**Written task:**
Every record below should be printed exactly as given.

**Items:**
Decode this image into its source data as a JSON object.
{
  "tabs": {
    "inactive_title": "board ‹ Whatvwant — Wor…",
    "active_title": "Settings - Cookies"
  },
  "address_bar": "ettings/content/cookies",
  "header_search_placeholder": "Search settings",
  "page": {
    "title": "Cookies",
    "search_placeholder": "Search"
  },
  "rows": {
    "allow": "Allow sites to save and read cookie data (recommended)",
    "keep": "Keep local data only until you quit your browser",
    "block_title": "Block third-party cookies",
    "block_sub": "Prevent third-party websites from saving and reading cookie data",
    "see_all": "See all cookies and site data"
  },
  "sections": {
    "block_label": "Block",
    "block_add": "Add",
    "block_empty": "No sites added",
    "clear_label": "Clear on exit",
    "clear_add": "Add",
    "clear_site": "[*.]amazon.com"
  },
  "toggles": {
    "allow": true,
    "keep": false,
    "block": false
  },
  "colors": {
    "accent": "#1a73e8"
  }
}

**Response to this task:**
Decode this image into its source data as a JSON object.
{
  "tabs": {
    "inactive_title": "board ‹ Whatvwant — Wor…",
    "active_title": "Settings - Cookies"
  },
  "address_bar": "ettings/content/cookies",
  "header_search_placeholder": "Search settings",
  "page": {
    "title": "Cookies",
    "search_placeholder": "Search"
  },
  "rows": {
    "allow": "Allow sites to save and read cookie data (recommended)",
    "keep": "Keep local data only until you quit your browser",
    "block_title": "Block third-party cookies",
    "block_sub": "Prevent third-party websites from saving and reading cookie data",
    "see_all": "See all cookies and site data"
  },
  "sections": {
    "block_label": "Block",
    "block_add": "Add",
    "block_empty": "No sites added",
    "clear_label": "Clear on exit",
    "clear_add": "Add",
    "clear_site": "[*.]amazon.com"
  },
  "toggles": {
    "allow": true,
    "keep": false,
    "block": false
  },
  "colors": {
    "accent": "#1a73e8"
  }
}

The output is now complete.